Look through the material below for "subtitle". Copy every line that contains it.

::::

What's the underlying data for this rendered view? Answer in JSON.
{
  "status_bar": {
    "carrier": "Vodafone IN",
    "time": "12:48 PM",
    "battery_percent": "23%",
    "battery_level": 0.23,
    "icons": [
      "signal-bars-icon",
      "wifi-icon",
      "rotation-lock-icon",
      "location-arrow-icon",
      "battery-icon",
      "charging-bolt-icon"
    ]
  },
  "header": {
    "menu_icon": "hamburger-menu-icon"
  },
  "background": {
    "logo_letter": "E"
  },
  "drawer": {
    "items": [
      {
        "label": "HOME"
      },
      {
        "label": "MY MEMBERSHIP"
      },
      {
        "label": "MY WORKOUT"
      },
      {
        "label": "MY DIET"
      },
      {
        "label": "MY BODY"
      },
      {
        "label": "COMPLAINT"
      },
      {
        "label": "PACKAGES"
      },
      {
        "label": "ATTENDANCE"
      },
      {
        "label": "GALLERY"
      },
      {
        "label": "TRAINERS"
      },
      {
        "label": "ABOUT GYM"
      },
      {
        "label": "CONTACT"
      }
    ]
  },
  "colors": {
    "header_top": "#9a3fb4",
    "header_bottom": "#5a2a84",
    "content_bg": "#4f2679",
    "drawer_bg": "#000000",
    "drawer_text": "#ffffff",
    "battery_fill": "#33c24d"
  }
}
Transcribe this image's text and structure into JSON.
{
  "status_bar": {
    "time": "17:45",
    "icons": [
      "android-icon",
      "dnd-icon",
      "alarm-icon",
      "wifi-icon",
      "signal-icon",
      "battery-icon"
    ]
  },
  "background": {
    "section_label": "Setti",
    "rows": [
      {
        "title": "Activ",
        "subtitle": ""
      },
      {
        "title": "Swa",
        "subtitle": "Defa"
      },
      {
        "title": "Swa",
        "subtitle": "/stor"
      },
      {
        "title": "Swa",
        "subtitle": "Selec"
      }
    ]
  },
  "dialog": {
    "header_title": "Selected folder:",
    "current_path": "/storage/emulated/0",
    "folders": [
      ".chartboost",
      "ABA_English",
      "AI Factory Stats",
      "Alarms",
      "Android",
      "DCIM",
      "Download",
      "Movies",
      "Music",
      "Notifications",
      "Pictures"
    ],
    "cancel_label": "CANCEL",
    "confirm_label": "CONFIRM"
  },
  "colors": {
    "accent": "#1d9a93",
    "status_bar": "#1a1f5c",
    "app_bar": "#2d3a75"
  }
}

::::

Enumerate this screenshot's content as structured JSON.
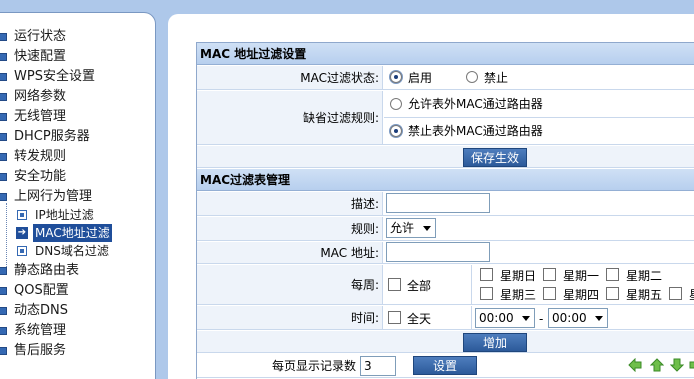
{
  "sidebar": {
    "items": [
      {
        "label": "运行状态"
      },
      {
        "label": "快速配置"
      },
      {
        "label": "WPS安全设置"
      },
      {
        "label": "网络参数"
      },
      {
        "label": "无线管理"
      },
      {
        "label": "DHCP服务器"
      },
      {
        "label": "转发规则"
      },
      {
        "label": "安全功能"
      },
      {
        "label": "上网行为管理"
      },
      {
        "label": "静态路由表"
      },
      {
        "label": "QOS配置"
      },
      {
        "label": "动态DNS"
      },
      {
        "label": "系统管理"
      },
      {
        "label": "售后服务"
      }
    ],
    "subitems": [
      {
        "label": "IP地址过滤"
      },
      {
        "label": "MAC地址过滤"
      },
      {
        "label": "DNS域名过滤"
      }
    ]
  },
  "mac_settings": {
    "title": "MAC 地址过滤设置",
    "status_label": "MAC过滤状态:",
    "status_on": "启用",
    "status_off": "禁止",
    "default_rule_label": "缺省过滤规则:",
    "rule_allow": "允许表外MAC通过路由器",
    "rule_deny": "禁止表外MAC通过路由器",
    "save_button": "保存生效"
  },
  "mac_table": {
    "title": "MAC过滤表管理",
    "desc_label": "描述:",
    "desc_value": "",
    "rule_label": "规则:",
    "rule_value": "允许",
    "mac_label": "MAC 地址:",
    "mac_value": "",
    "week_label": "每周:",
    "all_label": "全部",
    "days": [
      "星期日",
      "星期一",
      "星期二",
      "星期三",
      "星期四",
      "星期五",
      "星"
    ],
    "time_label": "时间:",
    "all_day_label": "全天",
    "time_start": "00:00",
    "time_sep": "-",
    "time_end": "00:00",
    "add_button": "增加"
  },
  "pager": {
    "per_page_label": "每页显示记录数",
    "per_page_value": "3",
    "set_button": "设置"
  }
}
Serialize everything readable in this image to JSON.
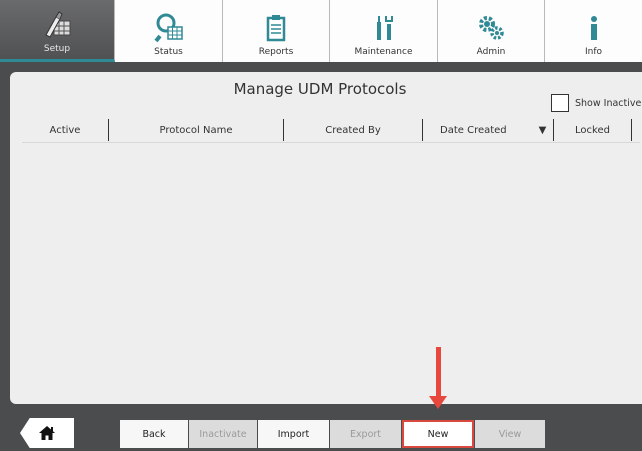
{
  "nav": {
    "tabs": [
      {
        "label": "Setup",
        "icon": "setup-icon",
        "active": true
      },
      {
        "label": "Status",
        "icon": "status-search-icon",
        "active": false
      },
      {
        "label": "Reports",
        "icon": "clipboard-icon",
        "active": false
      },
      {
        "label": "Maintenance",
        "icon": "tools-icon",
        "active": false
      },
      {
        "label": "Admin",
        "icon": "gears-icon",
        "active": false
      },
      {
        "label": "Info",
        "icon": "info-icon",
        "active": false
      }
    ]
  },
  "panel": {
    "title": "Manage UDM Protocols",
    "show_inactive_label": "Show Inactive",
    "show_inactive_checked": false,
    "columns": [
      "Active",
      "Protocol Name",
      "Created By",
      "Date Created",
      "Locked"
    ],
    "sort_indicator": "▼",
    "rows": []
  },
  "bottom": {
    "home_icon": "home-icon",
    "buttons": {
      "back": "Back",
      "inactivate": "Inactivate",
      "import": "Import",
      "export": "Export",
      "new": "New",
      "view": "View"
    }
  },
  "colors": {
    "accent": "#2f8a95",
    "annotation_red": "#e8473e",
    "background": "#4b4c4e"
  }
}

::::

WRITTEN SOLUTION:
        "subtitle": ""
        "subtitle": "Defa"
        "subtitle": "/stor"
        "subtitle": "Selec"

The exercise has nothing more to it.